Goal of the exercise » Write the records below out in full, character for character, with no pictures.

(begin)

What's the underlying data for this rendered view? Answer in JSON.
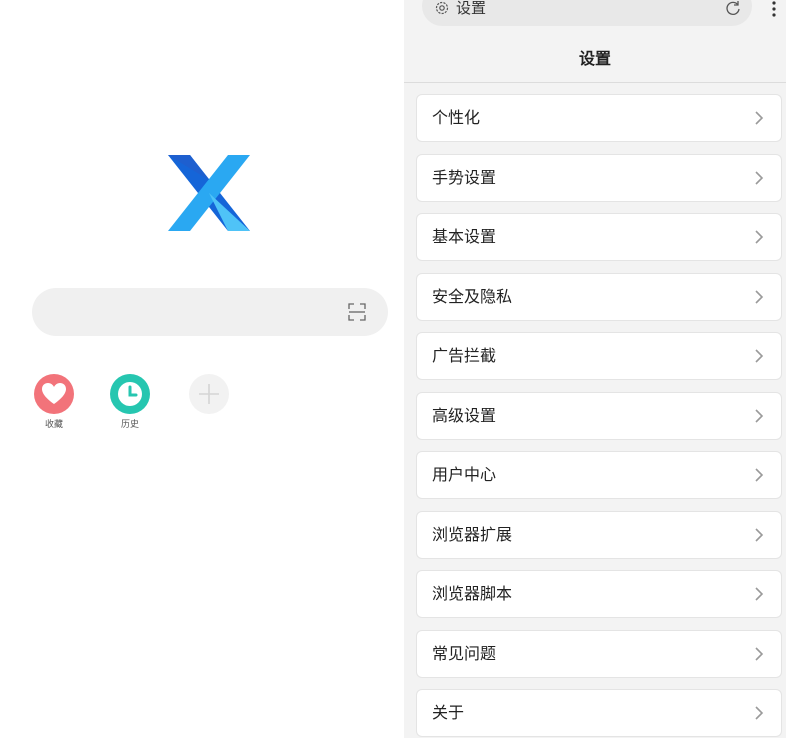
{
  "home": {
    "shortcuts": [
      {
        "label": "收藏",
        "icon": "heart-icon",
        "color": "#f2737a"
      },
      {
        "label": "历史",
        "icon": "clock-icon",
        "color": "#26c6b0"
      },
      {
        "label": "",
        "icon": "plus-icon",
        "color": "#f2f2f2"
      }
    ],
    "logo_colors": [
      "#1e88e5",
      "#29b6f6"
    ]
  },
  "settings": {
    "urlbar_title": "设置",
    "title": "设置",
    "items": [
      {
        "label": "个性化"
      },
      {
        "label": "手势设置"
      },
      {
        "label": "基本设置"
      },
      {
        "label": "安全及隐私"
      },
      {
        "label": "广告拦截"
      },
      {
        "label": "高级设置"
      },
      {
        "label": "用户中心"
      },
      {
        "label": "浏览器扩展"
      },
      {
        "label": "浏览器脚本"
      },
      {
        "label": "常见问题"
      },
      {
        "label": "关于"
      }
    ]
  }
}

(end)

Expected answer »
What's the underlying data for this rendered view? Answer in JSON.
{
  "home": {
    "shortcuts": [
      {
        "label": "收藏",
        "icon": "heart-icon",
        "color": "#f2737a"
      },
      {
        "label": "历史",
        "icon": "clock-icon",
        "color": "#26c6b0"
      },
      {
        "label": "",
        "icon": "plus-icon",
        "color": "#f2f2f2"
      }
    ],
    "logo_colors": [
      "#1e88e5",
      "#29b6f6"
    ]
  },
  "settings": {
    "urlbar_title": "设置",
    "title": "设置",
    "items": [
      {
        "label": "个性化"
      },
      {
        "label": "手势设置"
      },
      {
        "label": "基本设置"
      },
      {
        "label": "安全及隐私"
      },
      {
        "label": "广告拦截"
      },
      {
        "label": "高级设置"
      },
      {
        "label": "用户中心"
      },
      {
        "label": "浏览器扩展"
      },
      {
        "label": "浏览器脚本"
      },
      {
        "label": "常见问题"
      },
      {
        "label": "关于"
      }
    ]
  }
}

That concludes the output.